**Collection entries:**
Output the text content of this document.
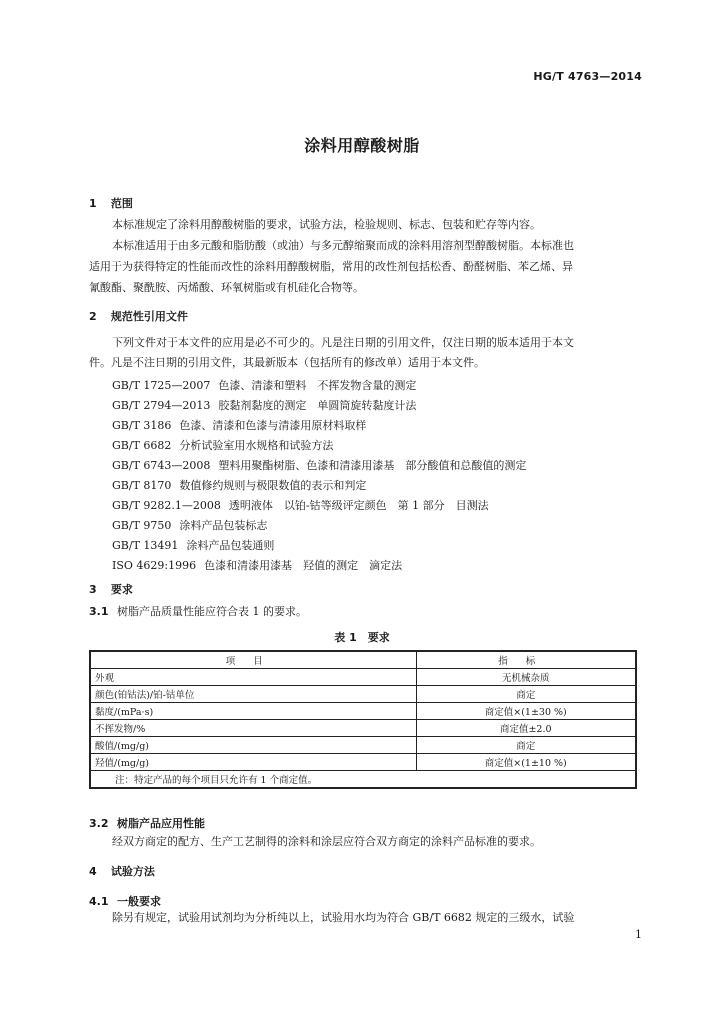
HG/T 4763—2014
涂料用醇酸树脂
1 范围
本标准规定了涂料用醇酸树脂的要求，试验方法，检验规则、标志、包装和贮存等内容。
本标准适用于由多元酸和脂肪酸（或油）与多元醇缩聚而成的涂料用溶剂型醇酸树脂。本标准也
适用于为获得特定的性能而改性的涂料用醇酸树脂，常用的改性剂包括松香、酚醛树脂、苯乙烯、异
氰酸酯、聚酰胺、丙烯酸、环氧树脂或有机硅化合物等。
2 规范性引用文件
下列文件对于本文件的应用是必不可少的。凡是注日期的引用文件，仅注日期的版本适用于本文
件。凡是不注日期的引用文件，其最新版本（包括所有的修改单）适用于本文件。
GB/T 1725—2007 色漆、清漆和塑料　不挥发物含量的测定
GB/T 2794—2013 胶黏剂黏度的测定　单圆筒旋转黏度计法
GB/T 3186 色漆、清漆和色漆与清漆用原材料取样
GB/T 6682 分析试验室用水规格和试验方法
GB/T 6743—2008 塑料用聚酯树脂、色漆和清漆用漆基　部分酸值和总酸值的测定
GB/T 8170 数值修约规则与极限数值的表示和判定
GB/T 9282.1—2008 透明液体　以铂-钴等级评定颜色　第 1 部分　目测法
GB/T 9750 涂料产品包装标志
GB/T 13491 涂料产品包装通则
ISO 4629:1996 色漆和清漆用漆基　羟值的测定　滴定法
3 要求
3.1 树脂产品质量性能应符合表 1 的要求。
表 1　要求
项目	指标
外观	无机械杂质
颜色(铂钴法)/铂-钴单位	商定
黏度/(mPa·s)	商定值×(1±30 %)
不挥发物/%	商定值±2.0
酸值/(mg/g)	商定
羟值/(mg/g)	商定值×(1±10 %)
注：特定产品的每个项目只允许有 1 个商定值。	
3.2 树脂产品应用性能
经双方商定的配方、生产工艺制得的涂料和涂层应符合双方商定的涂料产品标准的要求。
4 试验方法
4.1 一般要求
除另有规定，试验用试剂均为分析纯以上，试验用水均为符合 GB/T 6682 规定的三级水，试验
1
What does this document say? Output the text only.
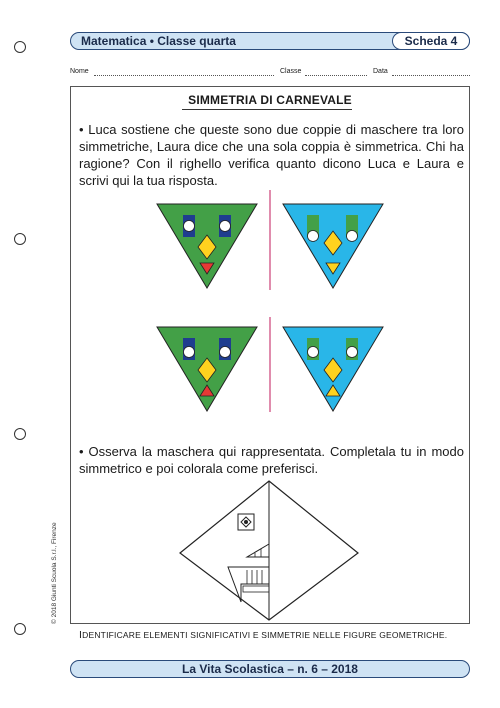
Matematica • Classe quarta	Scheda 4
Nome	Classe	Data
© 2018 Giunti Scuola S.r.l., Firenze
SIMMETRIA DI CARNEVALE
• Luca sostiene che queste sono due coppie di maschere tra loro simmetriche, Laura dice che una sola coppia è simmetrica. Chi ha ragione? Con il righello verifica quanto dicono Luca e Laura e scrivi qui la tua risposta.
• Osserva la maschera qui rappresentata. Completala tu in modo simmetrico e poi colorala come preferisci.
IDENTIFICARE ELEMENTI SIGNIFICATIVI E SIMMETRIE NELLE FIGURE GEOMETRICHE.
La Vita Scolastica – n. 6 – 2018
==
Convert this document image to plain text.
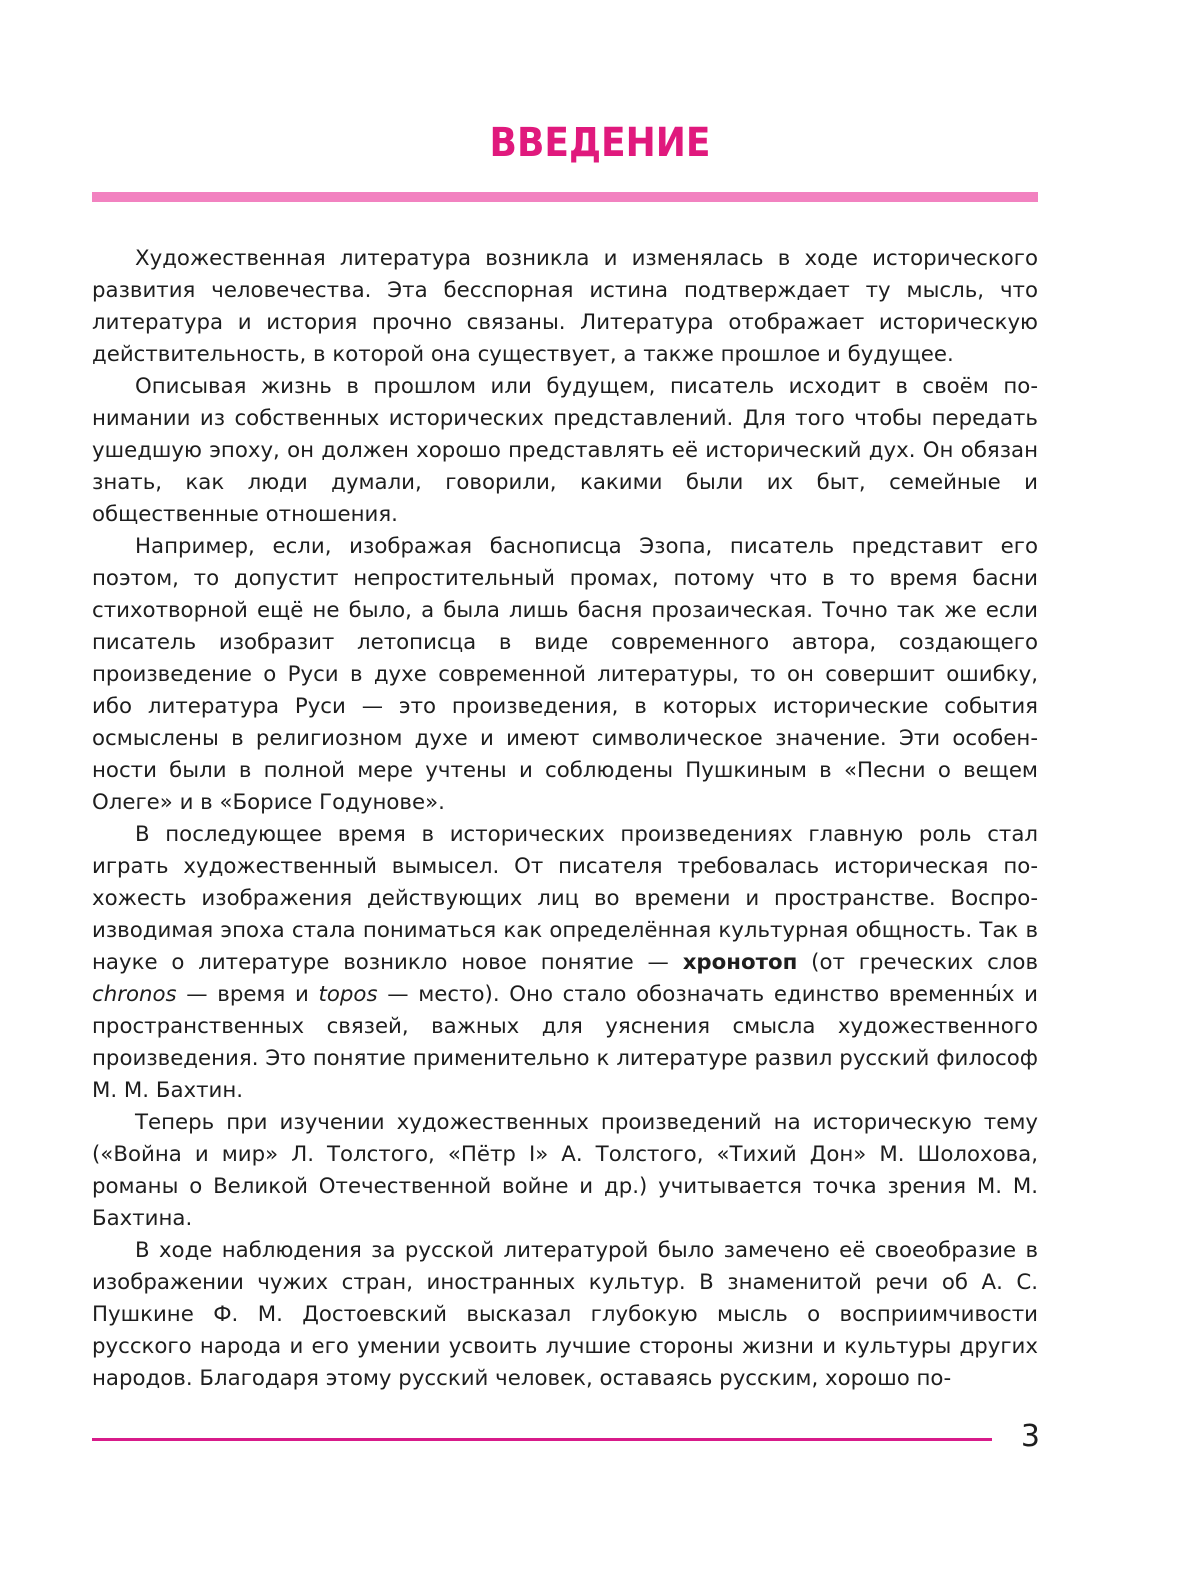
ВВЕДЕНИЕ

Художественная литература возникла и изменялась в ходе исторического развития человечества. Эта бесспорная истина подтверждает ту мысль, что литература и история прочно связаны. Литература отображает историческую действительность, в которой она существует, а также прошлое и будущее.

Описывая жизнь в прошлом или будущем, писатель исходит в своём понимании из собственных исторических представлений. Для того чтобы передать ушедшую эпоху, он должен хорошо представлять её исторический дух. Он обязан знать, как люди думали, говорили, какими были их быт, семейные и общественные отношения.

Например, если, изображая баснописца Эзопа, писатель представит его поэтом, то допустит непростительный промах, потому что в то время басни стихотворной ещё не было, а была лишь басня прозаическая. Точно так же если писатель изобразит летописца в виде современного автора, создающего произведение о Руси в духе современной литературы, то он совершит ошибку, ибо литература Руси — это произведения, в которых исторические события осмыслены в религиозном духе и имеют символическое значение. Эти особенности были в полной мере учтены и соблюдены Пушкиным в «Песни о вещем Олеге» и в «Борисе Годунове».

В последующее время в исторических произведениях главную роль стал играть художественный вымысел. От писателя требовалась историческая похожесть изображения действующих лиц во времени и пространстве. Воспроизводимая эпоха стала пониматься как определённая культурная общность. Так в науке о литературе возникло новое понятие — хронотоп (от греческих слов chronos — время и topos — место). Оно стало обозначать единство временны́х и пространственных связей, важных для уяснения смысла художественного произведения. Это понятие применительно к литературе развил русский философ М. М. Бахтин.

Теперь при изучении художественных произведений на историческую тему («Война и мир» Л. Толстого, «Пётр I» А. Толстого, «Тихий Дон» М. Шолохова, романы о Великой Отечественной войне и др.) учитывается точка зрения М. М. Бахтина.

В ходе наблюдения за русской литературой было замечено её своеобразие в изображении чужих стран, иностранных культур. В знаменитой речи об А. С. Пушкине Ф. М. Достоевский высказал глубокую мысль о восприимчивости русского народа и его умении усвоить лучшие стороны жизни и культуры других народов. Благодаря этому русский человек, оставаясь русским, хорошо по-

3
* * *
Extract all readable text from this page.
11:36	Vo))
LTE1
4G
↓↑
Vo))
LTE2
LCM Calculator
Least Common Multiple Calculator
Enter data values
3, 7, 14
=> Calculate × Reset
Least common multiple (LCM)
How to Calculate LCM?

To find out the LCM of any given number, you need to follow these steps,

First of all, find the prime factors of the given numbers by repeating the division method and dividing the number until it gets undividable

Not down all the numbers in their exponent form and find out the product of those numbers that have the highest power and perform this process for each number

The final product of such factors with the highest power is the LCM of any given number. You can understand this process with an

**What is being asked:** Only the number is wanted: how many lines of the data contain the word "Calculate"?

**Solved exercise:** 2